Entries shown:
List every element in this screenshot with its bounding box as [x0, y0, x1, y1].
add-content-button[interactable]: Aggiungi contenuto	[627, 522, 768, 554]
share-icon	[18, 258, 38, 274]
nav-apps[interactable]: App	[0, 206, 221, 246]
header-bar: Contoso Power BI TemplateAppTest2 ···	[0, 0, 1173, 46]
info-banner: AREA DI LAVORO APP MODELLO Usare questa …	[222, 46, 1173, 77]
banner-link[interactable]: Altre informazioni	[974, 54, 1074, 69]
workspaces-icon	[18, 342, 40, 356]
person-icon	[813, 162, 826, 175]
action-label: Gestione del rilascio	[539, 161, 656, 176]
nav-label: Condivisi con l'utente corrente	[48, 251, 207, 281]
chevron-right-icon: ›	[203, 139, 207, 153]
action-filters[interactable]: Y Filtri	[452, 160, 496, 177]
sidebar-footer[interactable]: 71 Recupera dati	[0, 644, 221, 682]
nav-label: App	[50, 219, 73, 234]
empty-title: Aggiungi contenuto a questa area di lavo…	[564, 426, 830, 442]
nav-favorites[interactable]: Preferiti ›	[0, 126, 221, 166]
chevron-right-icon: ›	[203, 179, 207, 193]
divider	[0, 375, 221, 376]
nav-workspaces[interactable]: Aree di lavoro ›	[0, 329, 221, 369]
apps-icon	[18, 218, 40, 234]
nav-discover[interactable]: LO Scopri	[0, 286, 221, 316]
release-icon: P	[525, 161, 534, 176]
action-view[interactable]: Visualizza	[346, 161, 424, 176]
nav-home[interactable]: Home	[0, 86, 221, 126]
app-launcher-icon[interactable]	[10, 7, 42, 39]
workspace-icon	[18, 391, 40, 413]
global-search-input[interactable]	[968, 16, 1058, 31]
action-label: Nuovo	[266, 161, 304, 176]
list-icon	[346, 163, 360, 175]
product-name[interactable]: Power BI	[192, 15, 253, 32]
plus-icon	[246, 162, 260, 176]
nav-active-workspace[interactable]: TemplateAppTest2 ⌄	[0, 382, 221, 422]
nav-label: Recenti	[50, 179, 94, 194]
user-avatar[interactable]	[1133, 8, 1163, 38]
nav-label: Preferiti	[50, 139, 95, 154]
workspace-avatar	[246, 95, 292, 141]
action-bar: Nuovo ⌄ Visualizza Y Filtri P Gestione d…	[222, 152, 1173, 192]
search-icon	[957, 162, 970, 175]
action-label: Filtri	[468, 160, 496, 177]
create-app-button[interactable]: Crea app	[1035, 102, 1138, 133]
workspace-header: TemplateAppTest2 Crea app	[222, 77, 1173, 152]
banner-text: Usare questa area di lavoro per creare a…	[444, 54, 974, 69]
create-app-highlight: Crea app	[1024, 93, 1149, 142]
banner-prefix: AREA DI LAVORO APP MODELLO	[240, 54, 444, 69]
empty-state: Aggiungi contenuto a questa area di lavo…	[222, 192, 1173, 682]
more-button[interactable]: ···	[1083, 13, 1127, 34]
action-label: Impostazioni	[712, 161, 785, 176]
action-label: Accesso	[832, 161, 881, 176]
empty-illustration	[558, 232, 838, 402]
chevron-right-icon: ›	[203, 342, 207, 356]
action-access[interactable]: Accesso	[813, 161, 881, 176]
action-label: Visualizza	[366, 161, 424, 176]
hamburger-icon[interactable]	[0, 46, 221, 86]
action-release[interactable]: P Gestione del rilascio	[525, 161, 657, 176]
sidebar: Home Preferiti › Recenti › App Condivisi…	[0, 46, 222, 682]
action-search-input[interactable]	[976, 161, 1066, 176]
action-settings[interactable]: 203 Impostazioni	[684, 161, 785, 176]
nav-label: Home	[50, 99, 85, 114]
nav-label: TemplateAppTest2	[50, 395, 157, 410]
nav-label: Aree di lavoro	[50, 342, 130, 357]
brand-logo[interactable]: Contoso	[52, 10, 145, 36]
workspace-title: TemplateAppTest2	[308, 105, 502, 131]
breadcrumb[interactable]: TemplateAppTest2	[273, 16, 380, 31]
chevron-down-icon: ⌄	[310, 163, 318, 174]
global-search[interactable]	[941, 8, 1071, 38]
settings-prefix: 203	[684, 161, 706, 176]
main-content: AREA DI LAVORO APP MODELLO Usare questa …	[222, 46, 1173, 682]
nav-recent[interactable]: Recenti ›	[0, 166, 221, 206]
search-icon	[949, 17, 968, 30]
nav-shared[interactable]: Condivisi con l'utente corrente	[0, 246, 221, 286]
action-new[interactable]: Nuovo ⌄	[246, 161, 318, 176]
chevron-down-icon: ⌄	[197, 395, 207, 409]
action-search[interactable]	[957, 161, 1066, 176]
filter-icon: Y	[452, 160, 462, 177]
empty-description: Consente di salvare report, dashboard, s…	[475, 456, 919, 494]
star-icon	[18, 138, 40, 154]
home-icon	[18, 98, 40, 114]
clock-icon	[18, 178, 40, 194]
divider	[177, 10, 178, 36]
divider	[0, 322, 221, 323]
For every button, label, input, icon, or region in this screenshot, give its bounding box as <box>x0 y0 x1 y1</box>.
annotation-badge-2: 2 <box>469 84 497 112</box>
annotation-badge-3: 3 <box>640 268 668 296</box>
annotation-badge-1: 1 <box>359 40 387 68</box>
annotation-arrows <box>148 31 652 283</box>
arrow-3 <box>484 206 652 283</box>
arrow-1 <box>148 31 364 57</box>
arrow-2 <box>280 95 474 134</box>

Written instruction: Quote every line of the records above word for word.

Expected answer:
List every element in this screenshot with its bounding box as [x0, y0, x1, y1].
add-content-button[interactable]: Aggiungi contenuto	[627, 522, 768, 554]
share-icon	[18, 258, 38, 274]
nav-apps[interactable]: App	[0, 206, 221, 246]
header-bar: Contoso Power BI TemplateAppTest2 ···	[0, 0, 1173, 46]
info-banner: AREA DI LAVORO APP MODELLO Usare questa …	[222, 46, 1173, 77]
banner-link[interactable]: Altre informazioni	[974, 54, 1074, 69]
workspaces-icon	[18, 342, 40, 356]
person-icon	[813, 162, 826, 175]
action-label: Gestione del rilascio	[539, 161, 656, 176]
nav-label: Condivisi con l'utente corrente	[48, 251, 207, 281]
chevron-right-icon: ›	[203, 139, 207, 153]
action-filters[interactable]: Y Filtri	[452, 160, 496, 177]
sidebar-footer[interactable]: 71 Recupera dati	[0, 644, 221, 682]
nav-label: App	[50, 219, 73, 234]
empty-title: Aggiungi contenuto a questa area di lavo…	[564, 426, 830, 442]
nav-favorites[interactable]: Preferiti ›	[0, 126, 221, 166]
chevron-right-icon: ›	[203, 179, 207, 193]
divider	[0, 375, 221, 376]
nav-workspaces[interactable]: Aree di lavoro ›	[0, 329, 221, 369]
apps-icon	[18, 218, 40, 234]
nav-discover[interactable]: LO Scopri	[0, 286, 221, 316]
release-icon: P	[525, 161, 534, 176]
action-view[interactable]: Visualizza	[346, 161, 424, 176]
nav-home[interactable]: Home	[0, 86, 221, 126]
app-launcher-icon[interactable]	[10, 7, 42, 39]
workspace-icon	[18, 391, 40, 413]
global-search-input[interactable]	[968, 16, 1058, 31]
action-label: Nuovo	[266, 161, 304, 176]
list-icon	[346, 163, 360, 175]
product-name[interactable]: Power BI	[192, 15, 253, 32]
plus-icon	[246, 162, 260, 176]
nav-active-workspace[interactable]: TemplateAppTest2 ⌄	[0, 382, 221, 422]
nav-label: Recenti	[50, 179, 94, 194]
user-avatar[interactable]	[1133, 8, 1163, 38]
nav-label: Preferiti	[50, 139, 95, 154]
workspace-avatar	[246, 95, 292, 141]
action-bar: Nuovo ⌄ Visualizza Y Filtri P Gestione d…	[222, 152, 1173, 192]
search-icon	[957, 162, 970, 175]
action-label: Filtri	[468, 160, 496, 177]
create-app-button[interactable]: Crea app	[1035, 102, 1138, 133]
workspace-header: TemplateAppTest2 Crea app	[222, 77, 1173, 152]
banner-text: Usare questa area di lavoro per creare a…	[444, 54, 974, 69]
create-app-highlight: Crea app	[1024, 93, 1149, 142]
banner-prefix: AREA DI LAVORO APP MODELLO	[240, 54, 444, 69]
empty-state: Aggiungi contenuto a questa area di lavo…	[222, 192, 1173, 682]
more-button[interactable]: ···	[1083, 13, 1127, 34]
action-label: Impostazioni	[712, 161, 785, 176]
action-label: Accesso	[832, 161, 881, 176]
empty-illustration	[558, 232, 838, 402]
chevron-right-icon: ›	[203, 342, 207, 356]
action-access[interactable]: Accesso	[813, 161, 881, 176]
action-label: Visualizza	[366, 161, 424, 176]
hamburger-icon[interactable]	[0, 46, 221, 86]
action-release[interactable]: P Gestione del rilascio	[525, 161, 657, 176]
sidebar: Home Preferiti › Recenti › App Condivisi…	[0, 46, 222, 682]
action-search-input[interactable]	[976, 161, 1066, 176]
action-settings[interactable]: 203 Impostazioni	[684, 161, 785, 176]
nav-label: Home	[50, 99, 85, 114]
nav-label: TemplateAppTest2	[50, 395, 157, 410]
nav-label: Aree di lavoro	[50, 342, 130, 357]
brand-logo[interactable]: Contoso	[52, 10, 145, 36]
workspace-title: TemplateAppTest2	[308, 105, 502, 131]
breadcrumb[interactable]: TemplateAppTest2	[273, 16, 380, 31]
chevron-down-icon: ⌄	[310, 163, 318, 174]
global-search[interactable]	[941, 8, 1071, 38]
settings-prefix: 203	[684, 161, 706, 176]
main-content: AREA DI LAVORO APP MODELLO Usare questa …	[222, 46, 1173, 682]
nav-recent[interactable]: Recenti ›	[0, 166, 221, 206]
search-icon	[949, 17, 968, 30]
nav-shared[interactable]: Condivisi con l'utente corrente	[0, 246, 221, 286]
action-new[interactable]: Nuovo ⌄	[246, 161, 318, 176]
chevron-down-icon: ⌄	[197, 395, 207, 409]
action-search[interactable]	[957, 161, 1066, 176]
filter-icon: Y	[452, 160, 462, 177]
empty-description: Consente di salvare report, dashboard, s…	[475, 456, 919, 494]
star-icon	[18, 138, 40, 154]
home-icon	[18, 98, 40, 114]
clock-icon	[18, 178, 40, 194]
divider	[177, 10, 178, 36]
divider	[0, 322, 221, 323]
For every button, label, input, icon, or region in this screenshot, give its bounding box as <box>x0 y0 x1 y1</box>.
annotation-badge-2: 2 <box>469 84 497 112</box>
annotation-badge-3: 3 <box>640 268 668 296</box>
annotation-badge-1: 1 <box>359 40 387 68</box>
annotation-arrows <box>148 31 652 283</box>
arrow-3 <box>484 206 652 283</box>
arrow-1 <box>148 31 364 57</box>
arrow-2 <box>280 95 474 134</box>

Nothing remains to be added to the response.